## Task item
For each line of the listing that includes the word "temperature", show the whole line.

### The records ###

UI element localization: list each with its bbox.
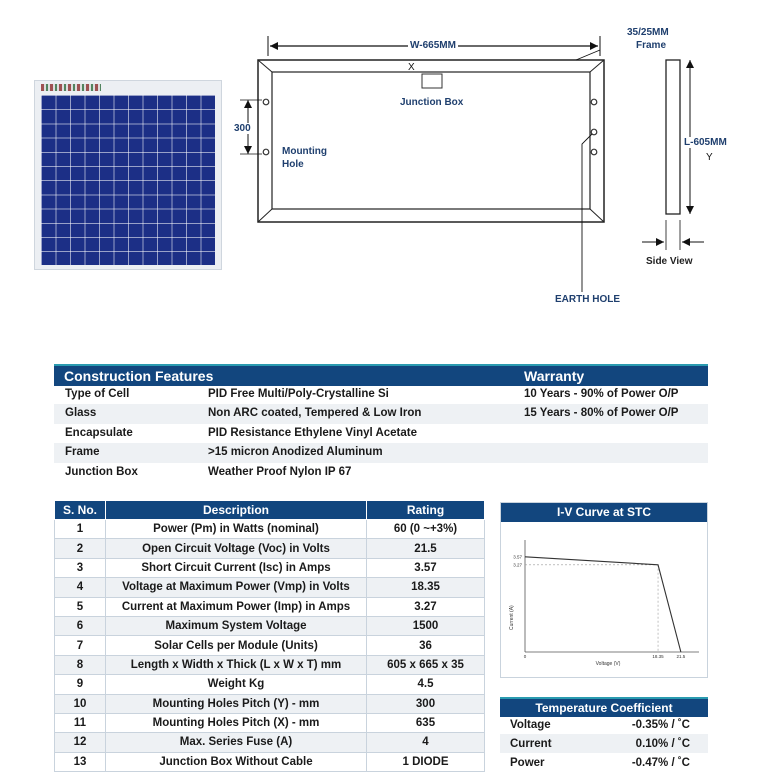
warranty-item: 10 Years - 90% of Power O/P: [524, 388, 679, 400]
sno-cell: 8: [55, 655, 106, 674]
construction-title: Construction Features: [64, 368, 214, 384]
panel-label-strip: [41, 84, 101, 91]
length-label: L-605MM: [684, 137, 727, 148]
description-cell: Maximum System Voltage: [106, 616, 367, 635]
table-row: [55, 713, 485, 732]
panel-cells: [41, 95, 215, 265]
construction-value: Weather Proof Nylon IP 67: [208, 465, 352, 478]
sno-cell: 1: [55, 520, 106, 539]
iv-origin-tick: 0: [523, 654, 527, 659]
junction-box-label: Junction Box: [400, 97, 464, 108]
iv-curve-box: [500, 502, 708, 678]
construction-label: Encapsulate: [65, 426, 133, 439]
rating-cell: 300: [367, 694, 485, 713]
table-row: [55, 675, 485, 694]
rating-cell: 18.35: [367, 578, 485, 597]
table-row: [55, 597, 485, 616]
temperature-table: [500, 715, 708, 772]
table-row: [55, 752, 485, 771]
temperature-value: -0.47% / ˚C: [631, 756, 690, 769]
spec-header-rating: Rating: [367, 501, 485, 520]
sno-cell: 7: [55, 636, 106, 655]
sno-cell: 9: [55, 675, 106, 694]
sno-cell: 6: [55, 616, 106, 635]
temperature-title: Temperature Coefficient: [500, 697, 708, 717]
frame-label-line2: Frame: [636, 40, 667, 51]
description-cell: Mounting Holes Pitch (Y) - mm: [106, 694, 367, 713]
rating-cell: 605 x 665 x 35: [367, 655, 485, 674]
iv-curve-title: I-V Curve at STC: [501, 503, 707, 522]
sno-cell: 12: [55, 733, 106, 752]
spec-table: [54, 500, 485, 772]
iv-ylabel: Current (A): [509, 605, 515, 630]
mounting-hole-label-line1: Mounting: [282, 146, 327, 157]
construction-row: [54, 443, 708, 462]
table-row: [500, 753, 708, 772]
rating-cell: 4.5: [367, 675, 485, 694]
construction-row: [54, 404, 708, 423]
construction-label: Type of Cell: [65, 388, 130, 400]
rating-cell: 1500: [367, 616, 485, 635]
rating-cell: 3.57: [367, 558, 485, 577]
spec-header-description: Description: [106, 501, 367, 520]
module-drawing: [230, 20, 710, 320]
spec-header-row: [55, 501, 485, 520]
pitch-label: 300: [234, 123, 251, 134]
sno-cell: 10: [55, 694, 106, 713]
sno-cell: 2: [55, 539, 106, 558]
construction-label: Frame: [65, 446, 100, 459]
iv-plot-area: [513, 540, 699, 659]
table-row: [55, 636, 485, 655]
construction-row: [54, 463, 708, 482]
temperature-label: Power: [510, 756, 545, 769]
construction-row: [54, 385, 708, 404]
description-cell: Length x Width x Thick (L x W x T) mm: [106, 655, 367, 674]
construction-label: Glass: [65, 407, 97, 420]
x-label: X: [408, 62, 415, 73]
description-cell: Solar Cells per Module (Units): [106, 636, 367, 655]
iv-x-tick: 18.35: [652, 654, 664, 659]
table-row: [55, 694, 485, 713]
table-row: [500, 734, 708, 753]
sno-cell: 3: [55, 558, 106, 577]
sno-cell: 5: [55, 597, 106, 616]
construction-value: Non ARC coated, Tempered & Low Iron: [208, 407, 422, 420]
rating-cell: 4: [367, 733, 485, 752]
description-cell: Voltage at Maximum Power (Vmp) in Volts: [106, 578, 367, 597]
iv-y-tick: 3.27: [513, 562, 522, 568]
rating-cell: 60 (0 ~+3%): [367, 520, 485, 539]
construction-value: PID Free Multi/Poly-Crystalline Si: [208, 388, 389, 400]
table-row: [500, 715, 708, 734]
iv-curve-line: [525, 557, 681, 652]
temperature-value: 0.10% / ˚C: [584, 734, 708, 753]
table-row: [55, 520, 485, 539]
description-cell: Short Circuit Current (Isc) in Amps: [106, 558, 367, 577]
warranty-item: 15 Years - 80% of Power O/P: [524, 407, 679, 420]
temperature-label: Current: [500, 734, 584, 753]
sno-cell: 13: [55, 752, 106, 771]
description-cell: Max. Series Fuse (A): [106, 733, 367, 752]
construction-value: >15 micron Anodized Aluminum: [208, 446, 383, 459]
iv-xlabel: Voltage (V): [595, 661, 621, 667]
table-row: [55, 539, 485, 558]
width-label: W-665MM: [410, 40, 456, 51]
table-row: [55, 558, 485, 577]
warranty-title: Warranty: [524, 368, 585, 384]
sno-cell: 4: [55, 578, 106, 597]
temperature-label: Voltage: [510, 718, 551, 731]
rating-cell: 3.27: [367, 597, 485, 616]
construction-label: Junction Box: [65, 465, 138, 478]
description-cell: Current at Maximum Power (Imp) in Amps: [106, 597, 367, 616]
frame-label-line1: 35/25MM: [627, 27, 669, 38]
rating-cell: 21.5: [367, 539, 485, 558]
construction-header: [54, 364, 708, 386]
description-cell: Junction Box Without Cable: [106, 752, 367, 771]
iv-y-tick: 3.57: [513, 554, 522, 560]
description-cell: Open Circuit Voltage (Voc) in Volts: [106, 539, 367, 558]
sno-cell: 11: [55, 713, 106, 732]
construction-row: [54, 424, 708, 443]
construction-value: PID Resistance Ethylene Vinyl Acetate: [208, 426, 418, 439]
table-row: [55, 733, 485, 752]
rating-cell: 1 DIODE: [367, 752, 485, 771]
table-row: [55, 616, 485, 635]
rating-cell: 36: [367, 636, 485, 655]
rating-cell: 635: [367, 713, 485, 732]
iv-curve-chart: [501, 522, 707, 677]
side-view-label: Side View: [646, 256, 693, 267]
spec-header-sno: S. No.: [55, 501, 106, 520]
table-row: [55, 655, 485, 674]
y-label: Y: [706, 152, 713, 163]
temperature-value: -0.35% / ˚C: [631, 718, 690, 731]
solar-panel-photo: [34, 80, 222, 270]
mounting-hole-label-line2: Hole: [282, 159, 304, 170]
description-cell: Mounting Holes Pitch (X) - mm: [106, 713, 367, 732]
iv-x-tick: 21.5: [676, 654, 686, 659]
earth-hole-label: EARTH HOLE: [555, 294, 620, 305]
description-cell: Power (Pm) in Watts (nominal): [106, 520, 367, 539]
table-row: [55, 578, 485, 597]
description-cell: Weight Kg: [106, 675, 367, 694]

###
### The records ###

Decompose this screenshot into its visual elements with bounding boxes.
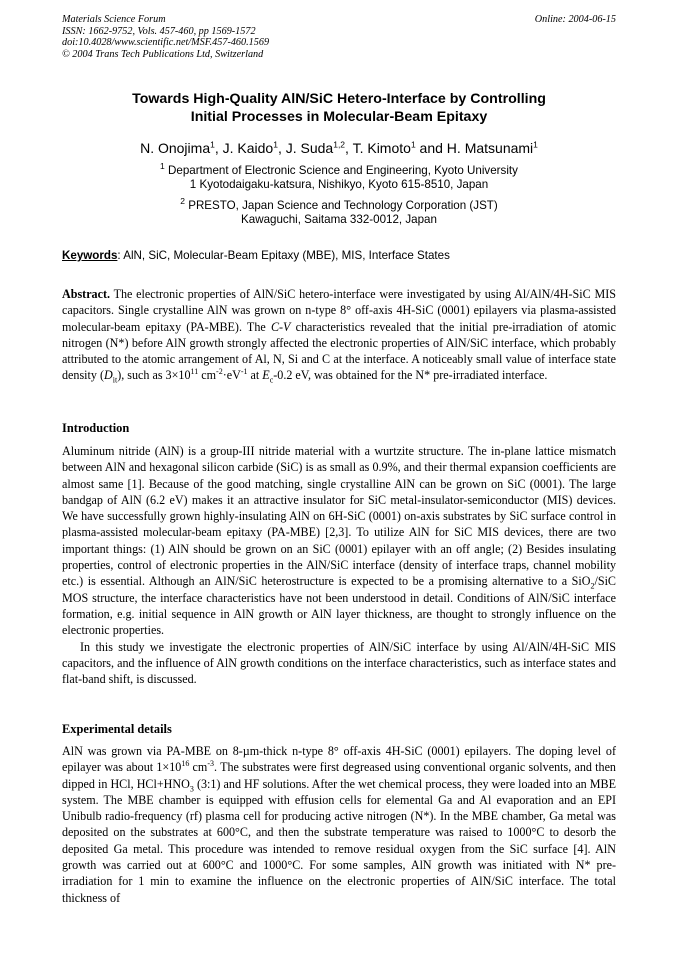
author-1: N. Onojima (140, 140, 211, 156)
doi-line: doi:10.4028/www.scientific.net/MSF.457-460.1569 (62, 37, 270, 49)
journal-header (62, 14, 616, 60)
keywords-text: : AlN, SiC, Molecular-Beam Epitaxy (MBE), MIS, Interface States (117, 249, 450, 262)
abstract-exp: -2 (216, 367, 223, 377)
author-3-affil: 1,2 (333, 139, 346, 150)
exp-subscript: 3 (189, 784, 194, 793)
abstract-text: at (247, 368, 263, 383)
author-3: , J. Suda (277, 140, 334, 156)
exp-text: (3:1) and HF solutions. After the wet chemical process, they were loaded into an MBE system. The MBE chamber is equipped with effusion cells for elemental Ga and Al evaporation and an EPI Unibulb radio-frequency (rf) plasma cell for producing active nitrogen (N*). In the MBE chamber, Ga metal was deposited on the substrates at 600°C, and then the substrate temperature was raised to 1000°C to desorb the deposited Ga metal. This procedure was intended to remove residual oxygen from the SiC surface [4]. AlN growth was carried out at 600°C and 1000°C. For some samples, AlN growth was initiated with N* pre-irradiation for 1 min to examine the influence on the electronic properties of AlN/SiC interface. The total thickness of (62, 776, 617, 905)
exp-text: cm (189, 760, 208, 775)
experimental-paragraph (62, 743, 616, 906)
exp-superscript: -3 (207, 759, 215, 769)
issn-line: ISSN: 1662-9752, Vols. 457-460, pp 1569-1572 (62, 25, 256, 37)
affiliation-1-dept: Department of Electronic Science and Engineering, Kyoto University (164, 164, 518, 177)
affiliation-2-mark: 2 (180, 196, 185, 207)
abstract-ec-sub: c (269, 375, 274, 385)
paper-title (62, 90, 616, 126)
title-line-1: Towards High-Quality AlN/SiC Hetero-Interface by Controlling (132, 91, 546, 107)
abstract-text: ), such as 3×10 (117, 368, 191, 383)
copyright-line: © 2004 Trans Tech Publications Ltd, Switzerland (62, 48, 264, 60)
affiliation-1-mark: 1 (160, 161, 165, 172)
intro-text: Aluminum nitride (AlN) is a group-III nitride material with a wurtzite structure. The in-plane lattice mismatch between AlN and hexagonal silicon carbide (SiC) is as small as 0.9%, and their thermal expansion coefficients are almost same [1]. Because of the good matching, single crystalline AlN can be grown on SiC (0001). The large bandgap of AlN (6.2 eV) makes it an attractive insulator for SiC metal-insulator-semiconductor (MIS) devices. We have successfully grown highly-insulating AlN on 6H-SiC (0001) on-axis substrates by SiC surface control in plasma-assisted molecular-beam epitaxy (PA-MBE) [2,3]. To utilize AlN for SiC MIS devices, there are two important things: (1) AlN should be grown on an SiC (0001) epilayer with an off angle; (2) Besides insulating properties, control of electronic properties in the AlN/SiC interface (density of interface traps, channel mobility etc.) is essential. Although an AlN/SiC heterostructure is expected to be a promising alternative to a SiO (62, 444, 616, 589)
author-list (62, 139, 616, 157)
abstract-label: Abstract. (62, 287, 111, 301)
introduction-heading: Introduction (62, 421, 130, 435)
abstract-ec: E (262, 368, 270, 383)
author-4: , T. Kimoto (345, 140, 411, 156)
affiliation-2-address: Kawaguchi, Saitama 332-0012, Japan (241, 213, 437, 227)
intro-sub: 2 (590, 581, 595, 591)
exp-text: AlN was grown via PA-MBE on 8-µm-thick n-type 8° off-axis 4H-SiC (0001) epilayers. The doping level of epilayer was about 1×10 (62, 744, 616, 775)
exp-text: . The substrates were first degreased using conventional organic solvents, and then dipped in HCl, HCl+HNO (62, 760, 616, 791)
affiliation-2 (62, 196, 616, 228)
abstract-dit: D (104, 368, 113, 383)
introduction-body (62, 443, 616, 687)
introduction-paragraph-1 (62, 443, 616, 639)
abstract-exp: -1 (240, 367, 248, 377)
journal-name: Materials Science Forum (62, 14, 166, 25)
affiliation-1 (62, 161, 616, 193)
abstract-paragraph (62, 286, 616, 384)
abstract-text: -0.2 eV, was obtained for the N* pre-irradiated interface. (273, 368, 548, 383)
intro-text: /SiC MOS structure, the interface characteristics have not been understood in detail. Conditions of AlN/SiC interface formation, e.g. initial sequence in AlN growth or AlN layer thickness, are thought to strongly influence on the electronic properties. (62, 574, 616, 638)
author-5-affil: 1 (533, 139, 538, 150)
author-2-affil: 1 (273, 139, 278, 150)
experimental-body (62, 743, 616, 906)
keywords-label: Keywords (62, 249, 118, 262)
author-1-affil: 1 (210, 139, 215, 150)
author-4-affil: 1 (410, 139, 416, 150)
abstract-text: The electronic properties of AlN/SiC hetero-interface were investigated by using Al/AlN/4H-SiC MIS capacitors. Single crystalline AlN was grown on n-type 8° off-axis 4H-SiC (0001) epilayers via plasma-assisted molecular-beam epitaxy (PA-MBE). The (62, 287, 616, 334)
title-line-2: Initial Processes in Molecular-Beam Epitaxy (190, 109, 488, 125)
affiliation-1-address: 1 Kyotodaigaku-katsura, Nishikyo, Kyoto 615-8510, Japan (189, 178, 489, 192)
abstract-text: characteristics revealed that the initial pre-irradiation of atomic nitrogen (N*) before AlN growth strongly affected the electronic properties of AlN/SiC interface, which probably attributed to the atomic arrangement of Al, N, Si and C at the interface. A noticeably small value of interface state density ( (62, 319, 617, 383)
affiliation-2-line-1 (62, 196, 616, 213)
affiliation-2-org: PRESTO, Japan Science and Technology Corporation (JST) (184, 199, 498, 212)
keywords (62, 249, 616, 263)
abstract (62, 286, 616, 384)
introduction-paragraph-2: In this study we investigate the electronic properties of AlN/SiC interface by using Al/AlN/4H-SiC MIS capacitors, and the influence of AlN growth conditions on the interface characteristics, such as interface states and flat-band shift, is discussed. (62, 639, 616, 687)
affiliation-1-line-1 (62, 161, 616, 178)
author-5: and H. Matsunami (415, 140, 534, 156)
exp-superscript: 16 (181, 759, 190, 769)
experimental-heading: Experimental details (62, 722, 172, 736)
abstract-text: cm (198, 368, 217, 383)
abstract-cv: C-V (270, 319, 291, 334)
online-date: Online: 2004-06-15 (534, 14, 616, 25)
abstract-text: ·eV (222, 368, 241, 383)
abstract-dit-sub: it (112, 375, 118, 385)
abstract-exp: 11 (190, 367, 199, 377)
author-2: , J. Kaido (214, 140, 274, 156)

###

## Output for this exercise
temperature-table: [500, 715, 708, 772]
temperature-value: -0.47% / ˚C: [631, 756, 690, 769]
temperature-title: Temperature Coefficient: [500, 697, 708, 717]
temperature-label: Power: [510, 756, 545, 769]
temperature-value: 0.10% / ˚C: [584, 734, 708, 753]
temperature-label: Current: [500, 734, 584, 753]
temperature-label: Voltage: [510, 718, 551, 731]
temperature-value: -0.35% / ˚C: [631, 718, 690, 731]
exp-text: (3:1) and HF solutions. After the wet chemical process, they were loaded into an MBE system. The MBE chamber is equipped with effusion cells for elemental Ga and Al evaporation and an EPI Unibulb radio-frequency (rf) plasma cell for producing active nitrogen (N*). In the MBE chamber, Ga metal was deposited on the substrates at 600°C, and then the substrate temperature was raised to 1000°C to desorb the deposited Ga metal. This procedure was intended to remove residual oxygen from the SiC surface [4]. AlN growth was carried out at 600°C and 1000°C. For some samples, AlN growth was initiated with N* pre-irradiation for 1 min to examine the influence on the electronic properties of AlN/SiC interface. The total thickness of (62, 776, 617, 905)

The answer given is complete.